* **SET PROBLEM**
In the material below, find each line holding the string "this" and copy it.

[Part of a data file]
□ □ □ □

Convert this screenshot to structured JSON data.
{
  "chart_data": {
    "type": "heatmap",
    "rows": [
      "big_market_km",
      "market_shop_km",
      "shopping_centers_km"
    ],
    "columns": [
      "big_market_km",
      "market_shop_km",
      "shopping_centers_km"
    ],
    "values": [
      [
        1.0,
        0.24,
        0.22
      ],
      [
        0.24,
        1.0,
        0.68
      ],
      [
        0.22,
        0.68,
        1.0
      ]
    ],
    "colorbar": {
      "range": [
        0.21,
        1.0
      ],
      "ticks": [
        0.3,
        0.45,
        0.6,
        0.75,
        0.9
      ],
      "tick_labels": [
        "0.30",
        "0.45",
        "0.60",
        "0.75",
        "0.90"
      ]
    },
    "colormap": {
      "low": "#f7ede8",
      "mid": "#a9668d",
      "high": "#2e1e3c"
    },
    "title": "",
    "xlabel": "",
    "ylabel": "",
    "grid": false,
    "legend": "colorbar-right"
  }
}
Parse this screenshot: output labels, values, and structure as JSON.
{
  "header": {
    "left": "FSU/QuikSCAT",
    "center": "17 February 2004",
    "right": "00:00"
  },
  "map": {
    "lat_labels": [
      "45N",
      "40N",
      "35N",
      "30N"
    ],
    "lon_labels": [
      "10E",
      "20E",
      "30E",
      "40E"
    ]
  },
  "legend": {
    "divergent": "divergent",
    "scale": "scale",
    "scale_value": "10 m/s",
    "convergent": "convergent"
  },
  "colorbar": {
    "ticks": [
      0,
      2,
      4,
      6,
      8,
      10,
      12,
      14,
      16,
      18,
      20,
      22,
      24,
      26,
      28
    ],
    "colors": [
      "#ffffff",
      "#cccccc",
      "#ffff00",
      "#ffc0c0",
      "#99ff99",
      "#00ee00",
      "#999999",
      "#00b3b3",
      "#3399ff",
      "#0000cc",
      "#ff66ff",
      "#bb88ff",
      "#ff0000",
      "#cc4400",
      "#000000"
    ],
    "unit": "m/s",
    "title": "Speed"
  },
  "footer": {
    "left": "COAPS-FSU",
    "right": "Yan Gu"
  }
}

□ □ □ □

* **THE ANSWER**
Convert this screenshot to structured JSON data.
Parse this screenshot: output labels, values, and structure as JSON.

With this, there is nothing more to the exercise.